» GIVEN REQUEST: Only lines with the string "健康服务与管理" matter here; gather them from the material below.

— Begin THE RECORDS —

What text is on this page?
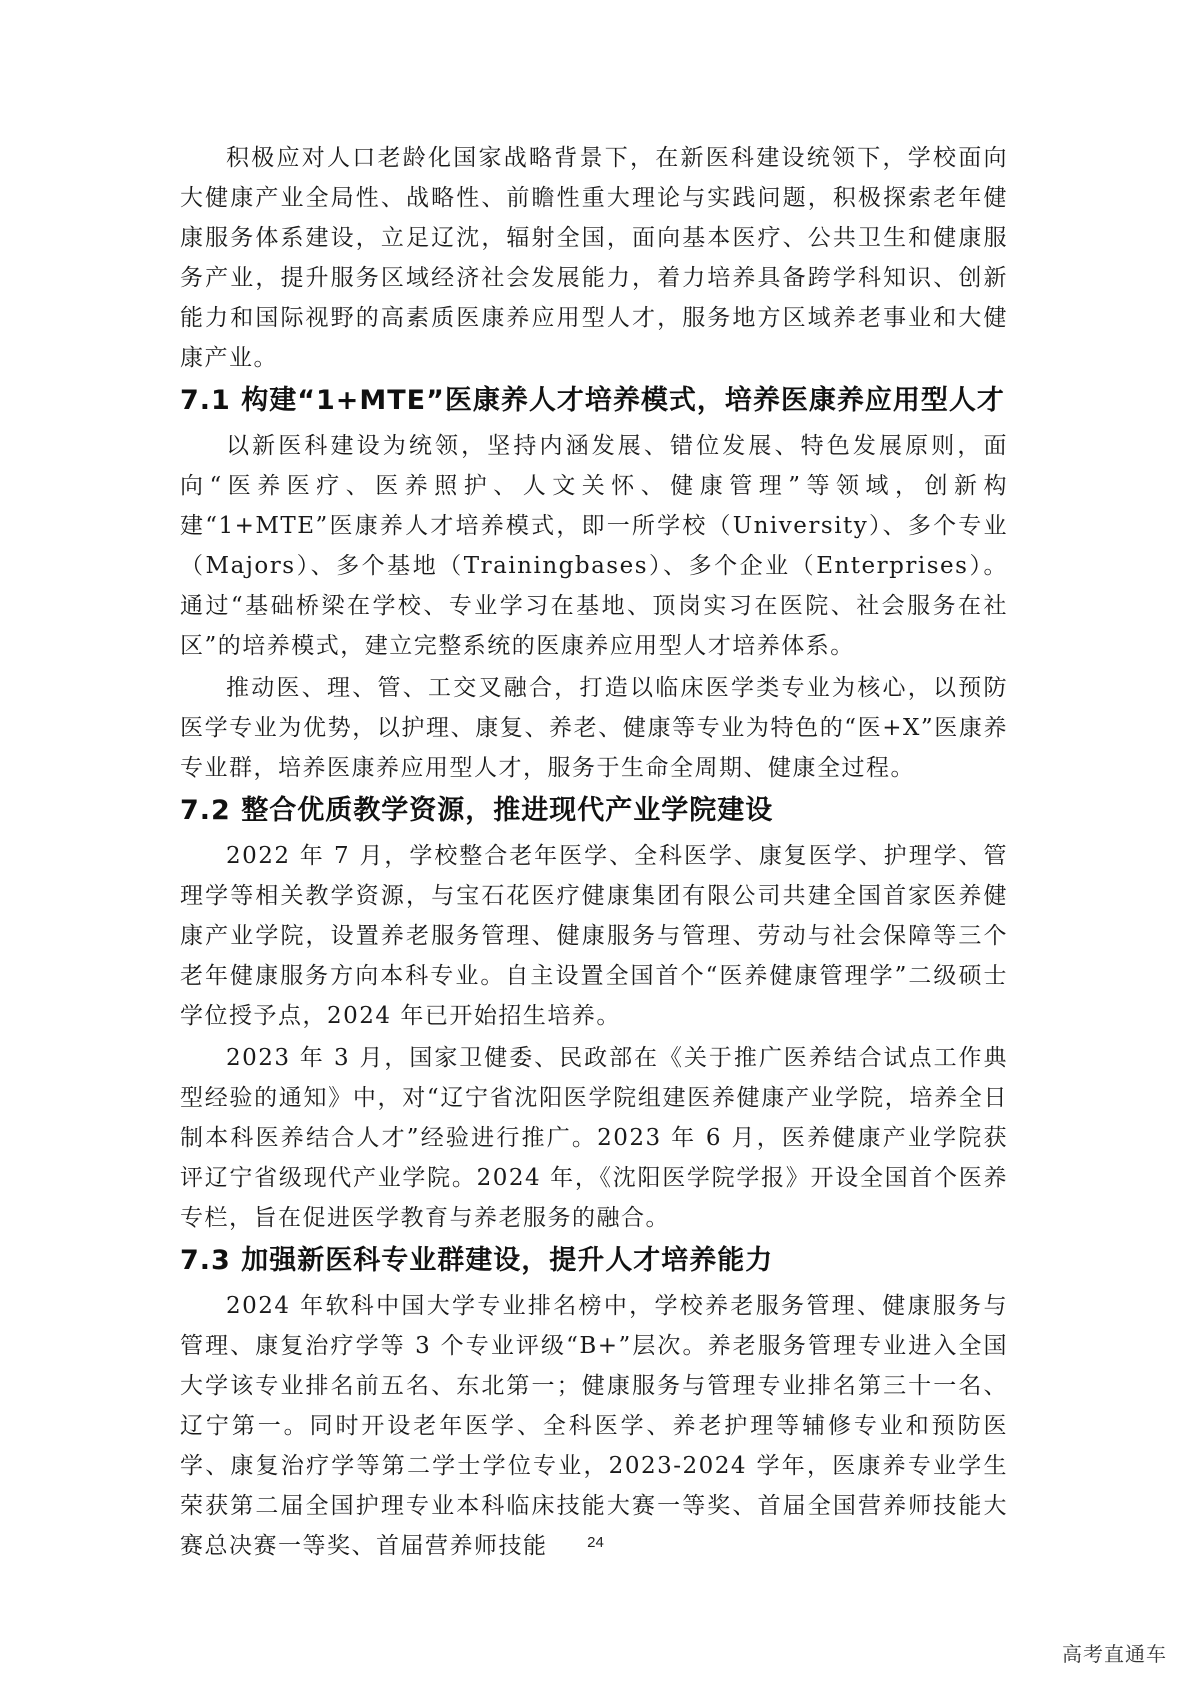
积极应对人口老龄化国家战略背景下，在新医科建设统领下，学校面向大健康产业全局性、战略性、前瞻性重大理论与实践问题，积极探索老年健康服务体系建设，立足辽沈，辐射全国，面向基本医疗、公共卫生和健康服务产业，提升服务区域经济社会发展能力，着力培养具备跨学科知识、创新能力和国际视野的高素质医康养应用型人才，服务地方区域养老事业和大健康产业。

7.1 构建“1+MTE”医康养人才培养模式，培养医康养应用型人才

以新医科建设为统领，坚持内涵发展、错位发展、特色发展原则，面向“医养医疗、医养照护、人文关怀、健康管理”等领域，创新构建“1+MTE”医康养人才培养模式，即一所学校（University）、多个专业（Majors）、多个基地（Trainingbases）、多个企业（Enterprises）。通过“基础桥梁在学校、专业学习在基地、顶岗实习在医院、社会服务在社区”的培养模式，建立完整系统的医康养应用型人才培养体系。

推动医、理、管、工交叉融合，打造以临床医学类专业为核心，以预防医学专业为优势，以护理、康复、养老、健康等专业为特色的“医+X”医康养专业群，培养医康养应用型人才，服务于生命全周期、健康全过程。

7.2 整合优质教学资源，推进现代产业学院建设

2022 年 7 月，学校整合老年医学、全科医学、康复医学、护理学、管理学等相关教学资源，与宝石花医疗健康集团有限公司共建全国首家医养健康产业学院，设置养老服务管理、健康服务与管理、劳动与社会保障等三个老年健康服务方向本科专业。自主设置全国首个“医养健康管理学”二级硕士学位授予点，2024 年已开始招生培养。

2023 年 3 月，国家卫健委、民政部在《关于推广医养结合试点工作典型经验的通知》中，对“辽宁省沈阳医学院组建医养健康产业学院，培养全日制本科医养结合人才”经验进行推广。2023 年 6 月，医养健康产业学院获评辽宁省级现代产业学院。2024 年，《沈阳医学院学报》开设全国首个医养专栏，旨在促进医学教育与养老服务的融合。

7.3 加强新医科专业群建设，提升人才培养能力

2024 年软科中国大学专业排名榜中，学校养老服务管理、健康服务与管理、康复治疗学等 3 个专业评级“B+”层次。养老服务管理专业进入全国大学该专业排名前五名、东北第一；健康服务与管理专业排名第三十一名、辽宁第一。同时开设老年医学、全科医学、养老护理等辅修专业和预防医学、康复治疗学等第二学士学位专业，2023-2024 学年，医康养专业学生荣获第二届全国护理专业本科临床技能大赛一等奖、首届全国营养师技能大赛总决赛一等奖、首届营养师技能	24
高考直通车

— End THE RECORDS —

» OUTPUT FOR THIS TASK:
2022 年 7 月，学校整合老年医学、全科医学、康复医学、护理学、管理学等相关教学资源，与宝石花医疗健康集团有限公司共建全国首家医养健康产业学院，设置养老服务管理、健康服务与管理、劳动与社会保障等三个老年健康服务方向本科专业。自主设置全国首个“医养健康管理学”二级硕士学位授予点，2024 年已开始招生培养。
2024 年软科中国大学专业排名榜中，学校养老服务管理、健康服务与管理、康复治疗学等 3 个专业评级“B+”层次。养老服务管理专业进入全国大学该专业排名前五名、东北第一；健康服务与管理专业排名第三十一名、辽宁第一。同时开设老年医学、全科医学、养老护理等辅修专业和预防医学、康复治疗学等第二学士学位专业，2023-2024 学年，医康养专业学生荣获第二届全国护理专业本科临床技能大赛一等奖、首届全国营养师技能大赛总决赛一等奖、首届营养师技能	24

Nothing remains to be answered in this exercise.